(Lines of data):
----

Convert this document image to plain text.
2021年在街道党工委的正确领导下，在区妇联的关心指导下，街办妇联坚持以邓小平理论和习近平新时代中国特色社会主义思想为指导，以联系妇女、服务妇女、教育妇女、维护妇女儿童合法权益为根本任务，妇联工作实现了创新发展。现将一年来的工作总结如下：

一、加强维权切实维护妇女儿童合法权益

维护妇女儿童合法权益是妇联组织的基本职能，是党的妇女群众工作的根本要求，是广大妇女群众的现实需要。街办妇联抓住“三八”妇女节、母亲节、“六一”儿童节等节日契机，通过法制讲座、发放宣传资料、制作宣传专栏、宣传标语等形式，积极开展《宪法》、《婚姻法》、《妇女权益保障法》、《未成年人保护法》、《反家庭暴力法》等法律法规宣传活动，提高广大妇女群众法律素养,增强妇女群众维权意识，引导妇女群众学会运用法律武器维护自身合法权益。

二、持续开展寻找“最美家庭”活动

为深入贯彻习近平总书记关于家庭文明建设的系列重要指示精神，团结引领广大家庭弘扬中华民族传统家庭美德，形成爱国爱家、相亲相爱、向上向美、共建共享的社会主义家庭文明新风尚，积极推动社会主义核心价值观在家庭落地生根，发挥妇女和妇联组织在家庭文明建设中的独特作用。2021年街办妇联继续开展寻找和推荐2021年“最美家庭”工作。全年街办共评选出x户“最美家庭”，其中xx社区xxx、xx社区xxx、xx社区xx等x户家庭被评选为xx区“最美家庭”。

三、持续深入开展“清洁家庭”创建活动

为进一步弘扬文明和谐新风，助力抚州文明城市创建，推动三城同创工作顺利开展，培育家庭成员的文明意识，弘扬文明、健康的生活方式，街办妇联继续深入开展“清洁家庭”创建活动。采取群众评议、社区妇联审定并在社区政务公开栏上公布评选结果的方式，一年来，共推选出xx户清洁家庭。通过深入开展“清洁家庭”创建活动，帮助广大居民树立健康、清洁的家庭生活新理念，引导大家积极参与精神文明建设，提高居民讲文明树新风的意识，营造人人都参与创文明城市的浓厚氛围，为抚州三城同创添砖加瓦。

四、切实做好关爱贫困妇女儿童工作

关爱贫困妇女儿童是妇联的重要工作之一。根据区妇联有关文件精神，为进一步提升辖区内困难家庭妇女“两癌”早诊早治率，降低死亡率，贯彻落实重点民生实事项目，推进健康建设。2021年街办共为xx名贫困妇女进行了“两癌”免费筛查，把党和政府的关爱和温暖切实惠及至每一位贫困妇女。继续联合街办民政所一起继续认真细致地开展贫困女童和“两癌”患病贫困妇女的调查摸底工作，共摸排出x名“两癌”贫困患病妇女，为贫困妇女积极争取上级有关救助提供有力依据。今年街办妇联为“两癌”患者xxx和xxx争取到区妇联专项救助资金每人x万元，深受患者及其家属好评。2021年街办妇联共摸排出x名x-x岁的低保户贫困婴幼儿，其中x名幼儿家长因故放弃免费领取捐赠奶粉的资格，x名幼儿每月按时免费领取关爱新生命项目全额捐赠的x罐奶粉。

----

(TASK TO COMPLETE): Retype every record above exactly as it appears.

(EXERCISE ANSWER):
Convert this document image to plain text.
2021年在街道党工委的正确领导下，在区妇联的关心指导下，街办妇联坚持以邓小平理论和习近平新时代中国特色社会主义思想为指导，以联系妇女、服务妇女、教育妇女、维护妇女儿童合法权益为根本任务，妇联工作实现了创新发展。现将一年来的工作总结如下：

一、加强维权切实维护妇女儿童合法权益

维护妇女儿童合法权益是妇联组织的基本职能，是党的妇女群众工作的根本要求，是广大妇女群众的现实需要。街办妇联抓住“三八”妇女节、母亲节、“六一”儿童节等节日契机，通过法制讲座、发放宣传资料、制作宣传专栏、宣传标语等形式，积极开展《宪法》、《婚姻法》、《妇女权益保障法》、《未成年人保护法》、《反家庭暴力法》等法律法规宣传活动，提高广大妇女群众法律素养,增强妇女群众维权意识，引导妇女群众学会运用法律武器维护自身合法权益。

二、持续开展寻找“最美家庭”活动

为深入贯彻习近平总书记关于家庭文明建设的系列重要指示精神，团结引领广大家庭弘扬中华民族传统家庭美德，形成爱国爱家、相亲相爱、向上向美、共建共享的社会主义家庭文明新风尚，积极推动社会主义核心价值观在家庭落地生根，发挥妇女和妇联组织在家庭文明建设中的独特作用。2021年街办妇联继续开展寻找和推荐2021年“最美家庭”工作。全年街办共评选出x户“最美家庭”，其中xx社区xxx、xx社区xxx、xx社区xx等x户家庭被评选为xx区“最美家庭”。

三、持续深入开展“清洁家庭”创建活动

为进一步弘扬文明和谐新风，助力抚州文明城市创建，推动三城同创工作顺利开展，培育家庭成员的文明意识，弘扬文明、健康的生活方式，街办妇联继续深入开展“清洁家庭”创建活动。采取群众评议、社区妇联审定并在社区政务公开栏上公布评选结果的方式，一年来，共推选出xx户清洁家庭。通过深入开展“清洁家庭”创建活动，帮助广大居民树立健康、清洁的家庭生活新理念，引导大家积极参与精神文明建设，提高居民讲文明树新风的意识，营造人人都参与创文明城市的浓厚氛围，为抚州三城同创添砖加瓦。

四、切实做好关爱贫困妇女儿童工作

关爱贫困妇女儿童是妇联的重要工作之一。根据区妇联有关文件精神，为进一步提升辖区内困难家庭妇女“两癌”早诊早治率，降低死亡率，贯彻落实重点民生实事项目，推进健康建设。2021年街办共为xx名贫困妇女进行了“两癌”免费筛查，把党和政府的关爱和温暖切实惠及至每一位贫困妇女。继续联合街办民政所一起继续认真细致地开展贫困女童和“两癌”患病贫困妇女的调查摸底工作，共摸排出x名“两癌”贫困患病妇女，为贫困妇女积极争取上级有关救助提供有力依据。今年街办妇联为“两癌”患者xxx和xxx争取到区妇联专项救助资金每人x万元，深受患者及其家属好评。2021年街办妇联共摸排出x名x-x岁的低保户贫困婴幼儿，其中x名幼儿家长因故放弃免费领取捐赠奶粉的资格，x名幼儿每月按时免费领取关爱新生命项目全额捐赠的x罐奶粉。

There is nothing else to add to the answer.